* START GIVEN DATA *
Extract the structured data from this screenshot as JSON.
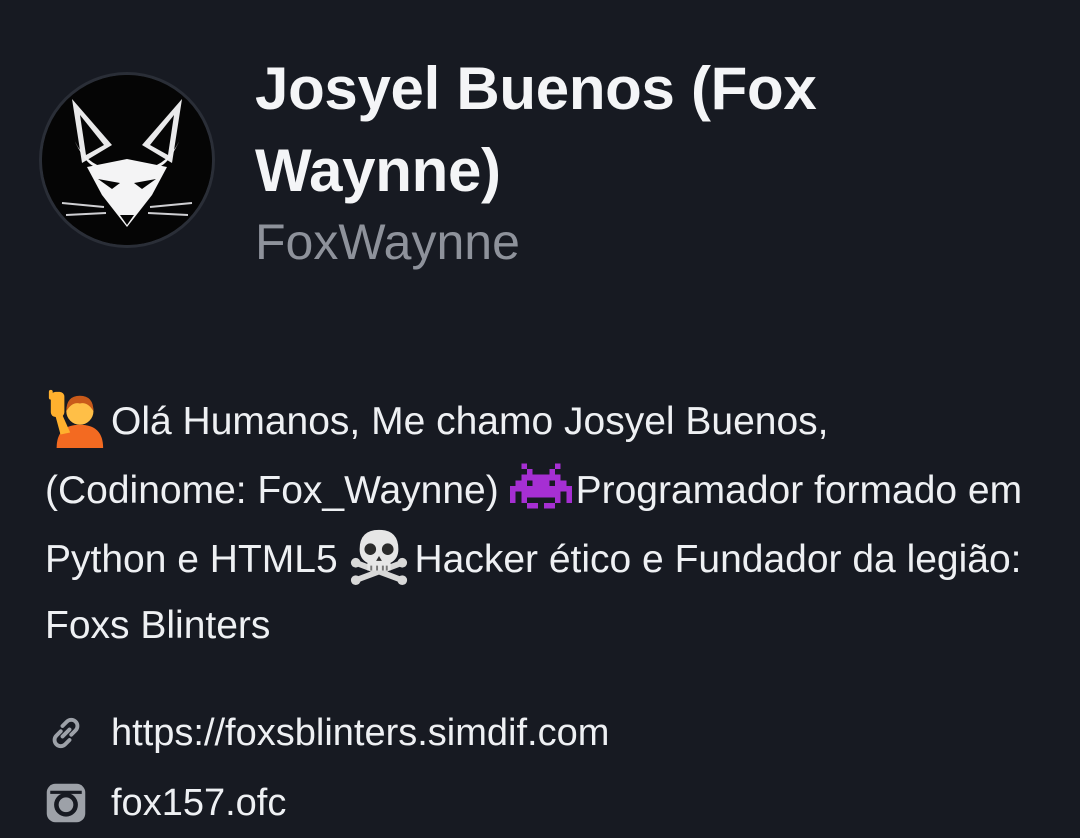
{
  "profile": {
    "display_name": "Josyel Buenos (Fox Waynne)",
    "username": "FoxWaynne",
    "avatar_icon": "white-fox-mask-logo"
  },
  "bio": {
    "emoji_1": "person-raising-hand-emoji",
    "part_1": "Olá Humanos, Me chamo Josyel Buenos, (Codinome: Fox_Waynne) ",
    "emoji_2": "alien-monster-emoji",
    "part_2": "Programador formado em Python e HTML5 ",
    "emoji_3": "skull-and-crossbones-emoji",
    "part_3": "Hacker ético e Fundador da legião: Foxs Blinters"
  },
  "links": {
    "website_icon": "link-icon",
    "website": "https://foxsblinters.simdif.com",
    "instagram_icon": "instagram-icon",
    "instagram": "fox157.ofc"
  },
  "colors": {
    "background": "#171a22",
    "text": "#f2f3f5",
    "muted": "#8e929b",
    "icon": "#9da1a8"
  }
}
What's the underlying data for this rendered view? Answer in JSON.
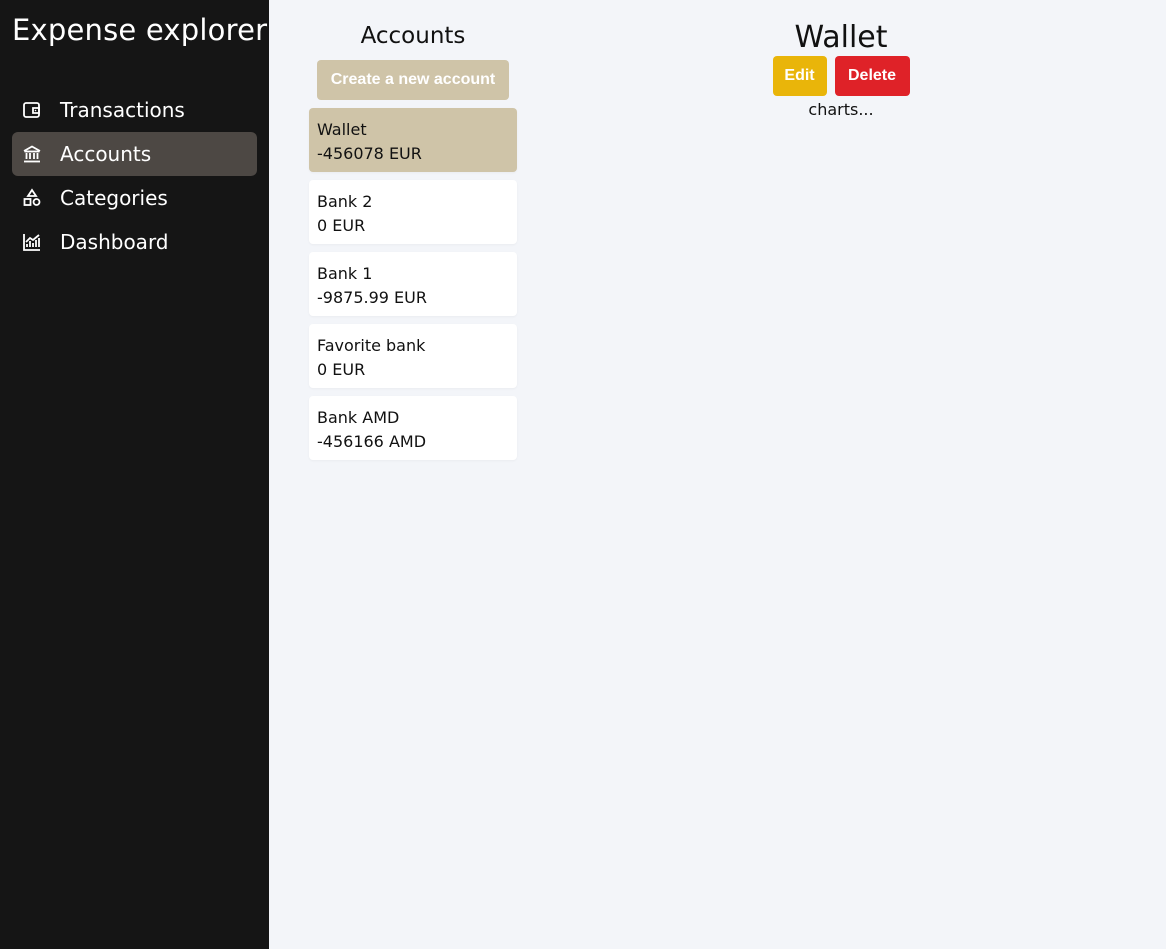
{
  "sidebar": {
    "title": "Expense explorer",
    "items": [
      {
        "label": "Transactions",
        "icon": "wallet-icon"
      },
      {
        "label": "Accounts",
        "icon": "bank-icon",
        "active": true
      },
      {
        "label": "Categories",
        "icon": "shapes-icon"
      },
      {
        "label": "Dashboard",
        "icon": "chart-icon"
      }
    ]
  },
  "accounts": {
    "heading": "Accounts",
    "create_label": "Create a new account",
    "list": [
      {
        "name": "Wallet",
        "balance": "-456078 EUR",
        "active": true
      },
      {
        "name": "Bank 2",
        "balance": "0 EUR"
      },
      {
        "name": "Bank 1",
        "balance": "-9875.99 EUR"
      },
      {
        "name": "Favorite bank",
        "balance": "0 EUR"
      },
      {
        "name": "Bank AMD",
        "balance": "-456166 AMD"
      }
    ]
  },
  "detail": {
    "title": "Wallet",
    "edit_label": "Edit",
    "delete_label": "Delete",
    "charts_text": "charts..."
  },
  "colors": {
    "sidebar_bg": "#151515",
    "active_nav_bg": "#4d4844",
    "accent_tan": "#cfc4a8",
    "edit_yellow": "#e9b50a",
    "delete_red": "#df2228",
    "main_bg": "#f3f5f9"
  }
}
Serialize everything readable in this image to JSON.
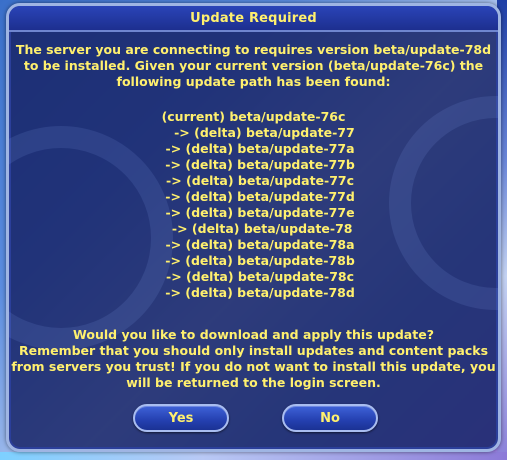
{
  "dialog": {
    "title": "Update Required",
    "message": [
      "The server you are connecting to requires version beta/update-78d",
      "to be installed. Given your current version (beta/update-76c) the",
      "following update path has been found:"
    ],
    "update_path": [
      "(current) beta/update-76c",
      "     -> (delta) beta/update-77",
      "   -> (delta) beta/update-77a",
      "   -> (delta) beta/update-77b",
      "   -> (delta) beta/update-77c",
      "   -> (delta) beta/update-77d",
      "   -> (delta) beta/update-77e",
      "    -> (delta) beta/update-78",
      "   -> (delta) beta/update-78a",
      "   -> (delta) beta/update-78b",
      "   -> (delta) beta/update-78c",
      "   -> (delta) beta/update-78d"
    ],
    "question": [
      "Would you like to download and apply this update?",
      "Remember that you should only install updates and content packs",
      "from servers you trust! If you do not want to install this update, you",
      "will be returned to the login screen."
    ],
    "buttons": {
      "yes_label": "Yes",
      "no_label": "No"
    }
  },
  "colors": {
    "text": "#fff06e",
    "dialog_bg": "#172468",
    "border": "#9fb5e3"
  }
}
* END GIVEN DATA *
> [SHORT EXERCISE]: Each line in the listing above either holds the string "Josyel" or does not; state how many do, giving the number only.

> [RESULT OF THE EXERCISE]: 2